**Extracted entries:**

_ _ _

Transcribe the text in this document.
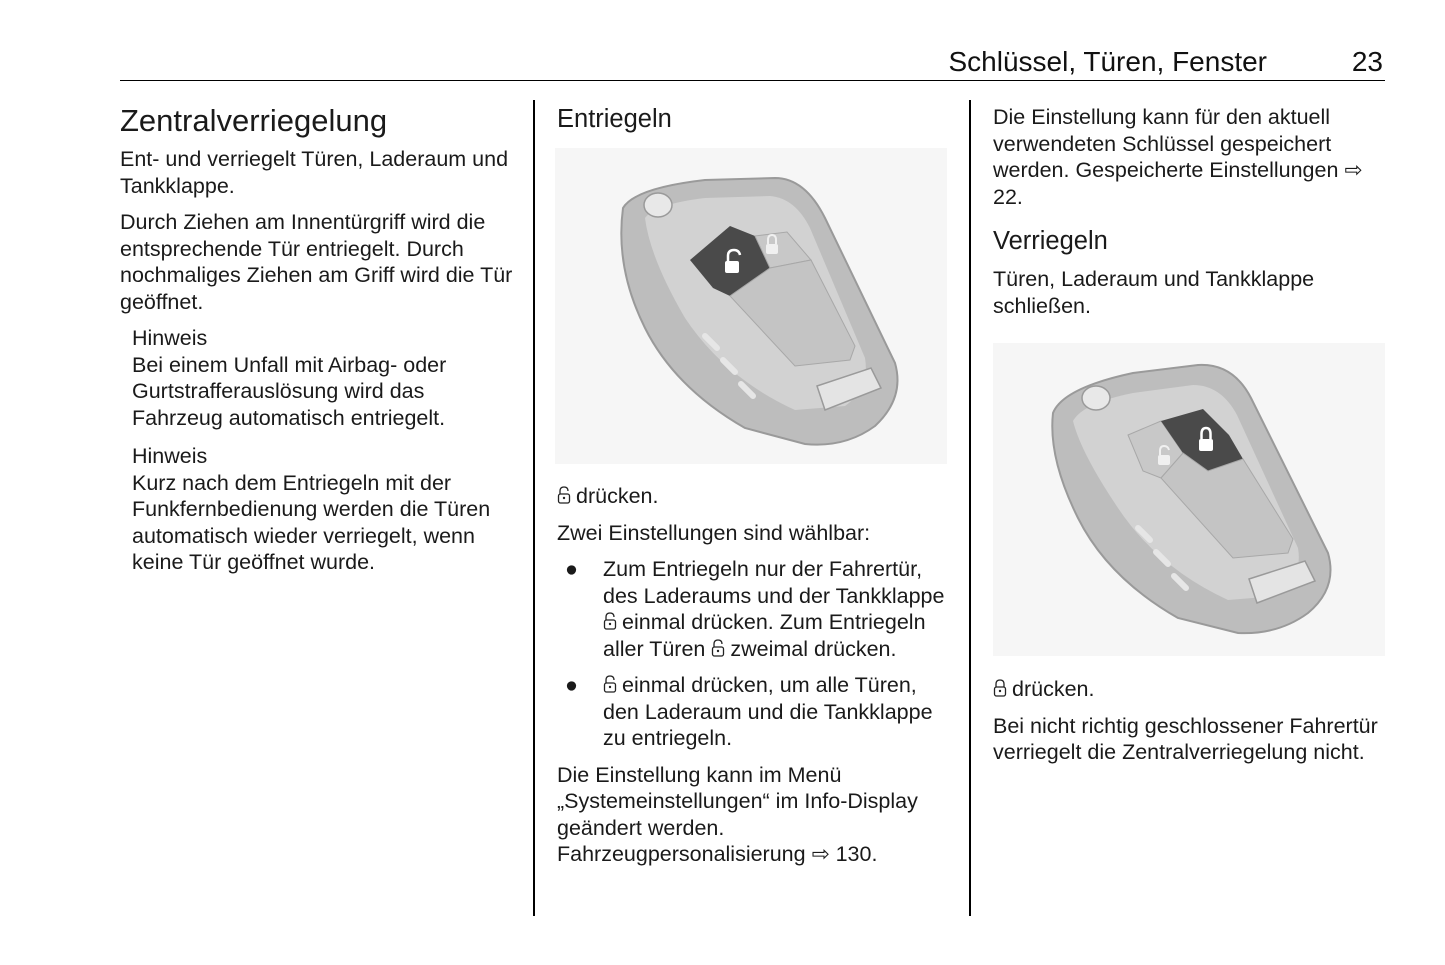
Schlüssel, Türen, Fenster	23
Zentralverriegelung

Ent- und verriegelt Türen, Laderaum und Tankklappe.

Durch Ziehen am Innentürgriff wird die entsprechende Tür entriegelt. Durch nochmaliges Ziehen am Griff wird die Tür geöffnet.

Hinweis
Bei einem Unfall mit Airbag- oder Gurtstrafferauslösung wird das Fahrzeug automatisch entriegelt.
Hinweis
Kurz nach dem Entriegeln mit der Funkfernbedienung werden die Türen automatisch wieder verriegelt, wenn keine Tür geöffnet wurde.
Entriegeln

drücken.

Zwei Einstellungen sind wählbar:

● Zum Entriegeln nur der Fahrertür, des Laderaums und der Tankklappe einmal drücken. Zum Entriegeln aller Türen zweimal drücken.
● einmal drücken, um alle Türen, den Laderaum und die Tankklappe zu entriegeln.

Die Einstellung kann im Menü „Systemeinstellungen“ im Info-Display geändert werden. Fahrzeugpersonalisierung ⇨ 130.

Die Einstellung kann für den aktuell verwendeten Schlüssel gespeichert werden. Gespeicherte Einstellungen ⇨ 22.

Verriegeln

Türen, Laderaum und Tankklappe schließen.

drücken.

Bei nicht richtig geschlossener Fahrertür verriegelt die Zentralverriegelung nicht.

_ _ _

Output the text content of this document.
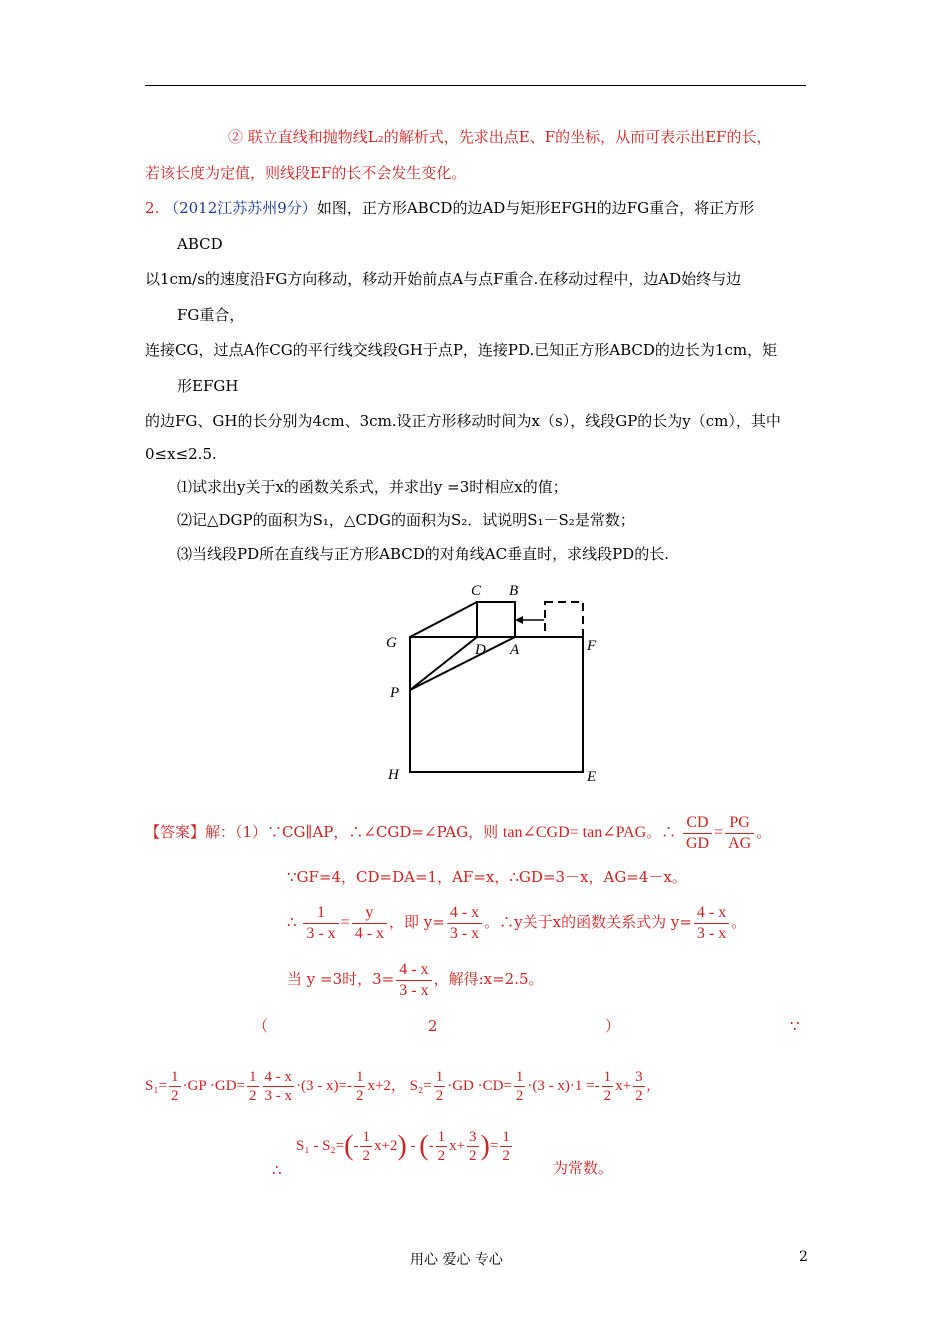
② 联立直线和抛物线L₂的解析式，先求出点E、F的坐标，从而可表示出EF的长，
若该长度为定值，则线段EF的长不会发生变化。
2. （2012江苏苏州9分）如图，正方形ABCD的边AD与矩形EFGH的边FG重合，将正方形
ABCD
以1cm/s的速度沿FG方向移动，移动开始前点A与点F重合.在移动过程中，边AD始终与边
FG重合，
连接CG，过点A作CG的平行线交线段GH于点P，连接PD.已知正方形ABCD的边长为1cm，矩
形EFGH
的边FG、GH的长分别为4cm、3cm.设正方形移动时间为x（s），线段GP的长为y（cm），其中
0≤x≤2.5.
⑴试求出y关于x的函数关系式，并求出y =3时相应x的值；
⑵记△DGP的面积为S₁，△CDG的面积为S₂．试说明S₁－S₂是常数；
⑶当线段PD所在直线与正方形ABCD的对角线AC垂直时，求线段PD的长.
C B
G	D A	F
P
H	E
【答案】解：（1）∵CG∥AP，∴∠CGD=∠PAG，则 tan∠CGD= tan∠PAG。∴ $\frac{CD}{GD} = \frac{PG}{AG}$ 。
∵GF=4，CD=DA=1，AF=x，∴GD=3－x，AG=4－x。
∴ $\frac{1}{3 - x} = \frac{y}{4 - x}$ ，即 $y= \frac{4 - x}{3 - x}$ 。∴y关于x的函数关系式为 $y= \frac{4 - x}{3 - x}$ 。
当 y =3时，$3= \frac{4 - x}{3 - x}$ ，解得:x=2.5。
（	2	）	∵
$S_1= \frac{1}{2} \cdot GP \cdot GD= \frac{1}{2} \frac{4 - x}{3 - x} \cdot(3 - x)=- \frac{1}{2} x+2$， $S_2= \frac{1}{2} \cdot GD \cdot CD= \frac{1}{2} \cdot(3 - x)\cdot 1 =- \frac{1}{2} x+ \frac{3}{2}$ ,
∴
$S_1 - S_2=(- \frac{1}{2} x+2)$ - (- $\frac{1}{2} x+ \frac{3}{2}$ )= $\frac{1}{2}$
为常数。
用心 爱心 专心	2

_ _ _

**What is required:**
Read the entries above, then pull out the lines that include "Türen".

**Output for this task:**
Schlüssel, Türen, Fenster	23
Ent- und verriegelt Türen, Laderaum und Tankklappe.
Kurz nach dem Entriegeln mit der Funkfernbedienung werden die Türen automatisch wieder verriegelt, wenn keine Tür geöffnet wurde.
● Zum Entriegeln nur der Fahrertür, des Laderaums und der Tankklappe einmal drücken. Zum Entriegeln aller Türen zweimal drücken.
● einmal drücken, um alle Türen, den Laderaum und die Tankklappe zu entriegeln.
Türen, Laderaum und Tankklappe schließen.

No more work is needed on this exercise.